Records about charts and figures

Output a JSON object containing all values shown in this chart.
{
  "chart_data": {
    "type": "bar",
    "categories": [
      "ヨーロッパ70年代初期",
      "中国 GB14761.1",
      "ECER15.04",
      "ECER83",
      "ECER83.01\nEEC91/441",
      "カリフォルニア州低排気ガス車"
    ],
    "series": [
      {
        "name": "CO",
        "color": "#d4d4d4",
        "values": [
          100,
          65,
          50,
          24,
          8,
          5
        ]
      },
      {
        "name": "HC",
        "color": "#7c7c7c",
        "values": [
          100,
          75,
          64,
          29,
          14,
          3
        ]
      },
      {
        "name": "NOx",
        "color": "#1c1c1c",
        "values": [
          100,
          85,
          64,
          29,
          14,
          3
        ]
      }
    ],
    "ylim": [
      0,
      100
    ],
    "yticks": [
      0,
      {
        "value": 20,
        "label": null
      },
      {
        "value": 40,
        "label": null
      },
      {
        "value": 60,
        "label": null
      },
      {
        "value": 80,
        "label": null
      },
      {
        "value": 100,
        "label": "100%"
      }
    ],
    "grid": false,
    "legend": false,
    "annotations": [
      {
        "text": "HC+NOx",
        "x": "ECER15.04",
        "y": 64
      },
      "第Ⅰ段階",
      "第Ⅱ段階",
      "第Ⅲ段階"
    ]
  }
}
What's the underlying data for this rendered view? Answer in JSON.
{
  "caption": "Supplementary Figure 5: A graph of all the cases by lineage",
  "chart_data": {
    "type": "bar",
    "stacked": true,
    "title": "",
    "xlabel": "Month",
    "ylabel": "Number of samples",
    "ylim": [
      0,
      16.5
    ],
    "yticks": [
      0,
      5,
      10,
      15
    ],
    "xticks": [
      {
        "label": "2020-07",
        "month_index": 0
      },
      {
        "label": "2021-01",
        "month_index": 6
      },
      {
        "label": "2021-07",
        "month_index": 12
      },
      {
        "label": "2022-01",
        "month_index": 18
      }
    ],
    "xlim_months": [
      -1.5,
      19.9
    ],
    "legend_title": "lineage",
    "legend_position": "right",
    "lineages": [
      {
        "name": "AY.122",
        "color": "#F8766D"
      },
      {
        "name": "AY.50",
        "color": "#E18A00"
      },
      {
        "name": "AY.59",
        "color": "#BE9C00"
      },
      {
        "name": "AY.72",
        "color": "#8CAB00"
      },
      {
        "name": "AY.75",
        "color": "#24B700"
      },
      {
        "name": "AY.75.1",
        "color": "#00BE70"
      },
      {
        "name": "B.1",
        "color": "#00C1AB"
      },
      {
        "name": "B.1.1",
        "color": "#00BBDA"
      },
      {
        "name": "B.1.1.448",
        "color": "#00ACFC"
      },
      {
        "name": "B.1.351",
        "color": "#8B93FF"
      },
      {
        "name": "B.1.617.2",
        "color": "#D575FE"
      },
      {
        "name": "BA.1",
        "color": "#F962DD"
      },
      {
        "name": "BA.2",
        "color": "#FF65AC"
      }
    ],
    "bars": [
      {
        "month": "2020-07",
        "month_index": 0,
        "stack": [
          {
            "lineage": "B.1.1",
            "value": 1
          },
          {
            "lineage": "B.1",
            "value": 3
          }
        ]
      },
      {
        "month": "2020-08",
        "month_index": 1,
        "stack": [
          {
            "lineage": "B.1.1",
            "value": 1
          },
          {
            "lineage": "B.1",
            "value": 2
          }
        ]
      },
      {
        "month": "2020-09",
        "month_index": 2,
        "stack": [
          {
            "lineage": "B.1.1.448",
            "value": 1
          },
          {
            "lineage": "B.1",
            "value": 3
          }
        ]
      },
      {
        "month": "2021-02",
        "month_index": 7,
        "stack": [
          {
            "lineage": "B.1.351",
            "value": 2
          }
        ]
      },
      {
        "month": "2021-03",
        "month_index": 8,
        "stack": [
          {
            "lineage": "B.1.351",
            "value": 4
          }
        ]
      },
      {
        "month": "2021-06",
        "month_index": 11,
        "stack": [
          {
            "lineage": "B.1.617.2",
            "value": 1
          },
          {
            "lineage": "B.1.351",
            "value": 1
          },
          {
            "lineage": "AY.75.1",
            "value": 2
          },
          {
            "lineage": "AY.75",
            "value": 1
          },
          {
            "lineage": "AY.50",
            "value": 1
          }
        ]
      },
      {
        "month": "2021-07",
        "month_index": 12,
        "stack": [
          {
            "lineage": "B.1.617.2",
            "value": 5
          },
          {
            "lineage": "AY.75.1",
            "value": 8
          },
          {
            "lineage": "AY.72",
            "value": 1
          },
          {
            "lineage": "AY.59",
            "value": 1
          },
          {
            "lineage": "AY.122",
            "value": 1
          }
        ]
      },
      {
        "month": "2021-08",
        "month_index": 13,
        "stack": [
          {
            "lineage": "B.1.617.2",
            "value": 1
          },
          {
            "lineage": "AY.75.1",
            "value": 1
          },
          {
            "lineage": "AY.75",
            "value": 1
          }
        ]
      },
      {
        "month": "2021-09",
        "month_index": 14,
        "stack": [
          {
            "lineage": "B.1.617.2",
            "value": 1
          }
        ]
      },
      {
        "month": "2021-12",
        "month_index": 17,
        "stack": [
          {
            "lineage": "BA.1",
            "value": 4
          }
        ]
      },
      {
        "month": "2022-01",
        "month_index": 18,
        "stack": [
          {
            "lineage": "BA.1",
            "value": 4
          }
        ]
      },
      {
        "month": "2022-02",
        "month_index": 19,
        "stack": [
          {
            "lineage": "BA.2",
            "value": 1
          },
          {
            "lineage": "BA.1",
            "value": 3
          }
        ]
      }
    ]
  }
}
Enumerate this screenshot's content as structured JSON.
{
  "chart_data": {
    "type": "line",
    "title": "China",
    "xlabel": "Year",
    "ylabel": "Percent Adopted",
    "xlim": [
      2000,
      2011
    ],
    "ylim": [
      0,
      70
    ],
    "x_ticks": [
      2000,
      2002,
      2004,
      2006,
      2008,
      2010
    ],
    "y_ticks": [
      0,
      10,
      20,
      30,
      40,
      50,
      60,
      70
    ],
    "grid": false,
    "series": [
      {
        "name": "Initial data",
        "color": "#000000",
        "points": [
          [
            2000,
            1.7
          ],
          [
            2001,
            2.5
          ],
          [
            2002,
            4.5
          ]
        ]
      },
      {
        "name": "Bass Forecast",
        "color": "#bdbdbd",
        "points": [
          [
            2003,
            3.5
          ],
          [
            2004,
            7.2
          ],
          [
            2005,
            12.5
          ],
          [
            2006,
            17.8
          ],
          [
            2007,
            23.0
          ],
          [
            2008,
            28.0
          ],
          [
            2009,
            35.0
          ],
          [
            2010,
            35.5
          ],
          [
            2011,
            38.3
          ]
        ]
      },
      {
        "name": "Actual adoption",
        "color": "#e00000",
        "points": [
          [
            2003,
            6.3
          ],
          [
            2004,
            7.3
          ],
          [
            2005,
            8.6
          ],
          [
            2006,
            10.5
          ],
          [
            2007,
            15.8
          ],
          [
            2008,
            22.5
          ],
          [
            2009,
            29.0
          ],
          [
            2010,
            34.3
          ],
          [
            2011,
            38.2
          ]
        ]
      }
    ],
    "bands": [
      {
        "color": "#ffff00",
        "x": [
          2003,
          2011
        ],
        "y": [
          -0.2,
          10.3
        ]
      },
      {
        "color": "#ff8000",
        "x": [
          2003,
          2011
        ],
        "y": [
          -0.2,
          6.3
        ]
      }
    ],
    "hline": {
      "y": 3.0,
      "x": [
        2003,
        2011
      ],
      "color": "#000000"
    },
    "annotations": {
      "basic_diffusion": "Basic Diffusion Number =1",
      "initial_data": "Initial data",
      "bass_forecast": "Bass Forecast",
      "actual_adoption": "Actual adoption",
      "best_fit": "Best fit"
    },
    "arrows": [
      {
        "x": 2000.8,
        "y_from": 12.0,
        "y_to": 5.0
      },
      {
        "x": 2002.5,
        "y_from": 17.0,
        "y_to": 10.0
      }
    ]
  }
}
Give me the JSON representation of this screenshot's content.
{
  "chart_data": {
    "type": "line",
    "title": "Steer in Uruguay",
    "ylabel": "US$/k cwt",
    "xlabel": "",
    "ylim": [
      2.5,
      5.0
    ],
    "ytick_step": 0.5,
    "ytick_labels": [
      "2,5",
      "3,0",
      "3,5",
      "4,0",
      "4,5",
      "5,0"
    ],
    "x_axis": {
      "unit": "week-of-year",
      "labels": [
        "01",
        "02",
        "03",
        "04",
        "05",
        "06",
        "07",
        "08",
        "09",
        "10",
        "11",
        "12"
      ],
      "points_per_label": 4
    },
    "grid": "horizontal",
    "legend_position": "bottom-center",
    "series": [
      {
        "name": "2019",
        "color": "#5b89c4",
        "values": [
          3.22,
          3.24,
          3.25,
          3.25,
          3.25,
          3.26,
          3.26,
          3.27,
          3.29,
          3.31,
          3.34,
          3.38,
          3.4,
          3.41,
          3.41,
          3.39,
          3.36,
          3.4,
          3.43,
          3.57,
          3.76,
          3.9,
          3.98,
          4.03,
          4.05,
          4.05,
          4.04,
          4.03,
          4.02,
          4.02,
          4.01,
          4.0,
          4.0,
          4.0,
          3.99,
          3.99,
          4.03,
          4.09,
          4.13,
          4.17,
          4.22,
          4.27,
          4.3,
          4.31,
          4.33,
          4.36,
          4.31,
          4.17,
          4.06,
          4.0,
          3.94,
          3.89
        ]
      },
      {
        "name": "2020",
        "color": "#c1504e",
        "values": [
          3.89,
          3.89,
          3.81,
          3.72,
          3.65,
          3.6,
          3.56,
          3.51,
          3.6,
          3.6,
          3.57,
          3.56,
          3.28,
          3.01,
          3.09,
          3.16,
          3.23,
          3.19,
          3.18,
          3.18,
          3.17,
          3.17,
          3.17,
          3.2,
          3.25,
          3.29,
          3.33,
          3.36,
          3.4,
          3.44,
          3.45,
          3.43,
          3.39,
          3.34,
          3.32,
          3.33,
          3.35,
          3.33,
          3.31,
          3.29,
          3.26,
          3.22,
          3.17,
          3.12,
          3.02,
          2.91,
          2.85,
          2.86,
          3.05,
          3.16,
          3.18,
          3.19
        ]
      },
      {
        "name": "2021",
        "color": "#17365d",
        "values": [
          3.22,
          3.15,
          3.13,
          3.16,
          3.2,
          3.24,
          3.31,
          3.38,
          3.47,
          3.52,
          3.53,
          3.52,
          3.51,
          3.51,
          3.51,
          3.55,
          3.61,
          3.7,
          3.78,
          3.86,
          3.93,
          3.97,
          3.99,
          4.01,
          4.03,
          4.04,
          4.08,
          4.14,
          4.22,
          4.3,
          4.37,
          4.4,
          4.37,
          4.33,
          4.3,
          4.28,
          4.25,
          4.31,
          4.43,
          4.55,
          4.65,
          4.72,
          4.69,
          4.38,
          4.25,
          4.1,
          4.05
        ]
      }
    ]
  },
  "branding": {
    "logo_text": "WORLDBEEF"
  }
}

• [Written instruction]
Answer with one number: how many lines in the listing hold "screenshot".

• [Solved problem]
2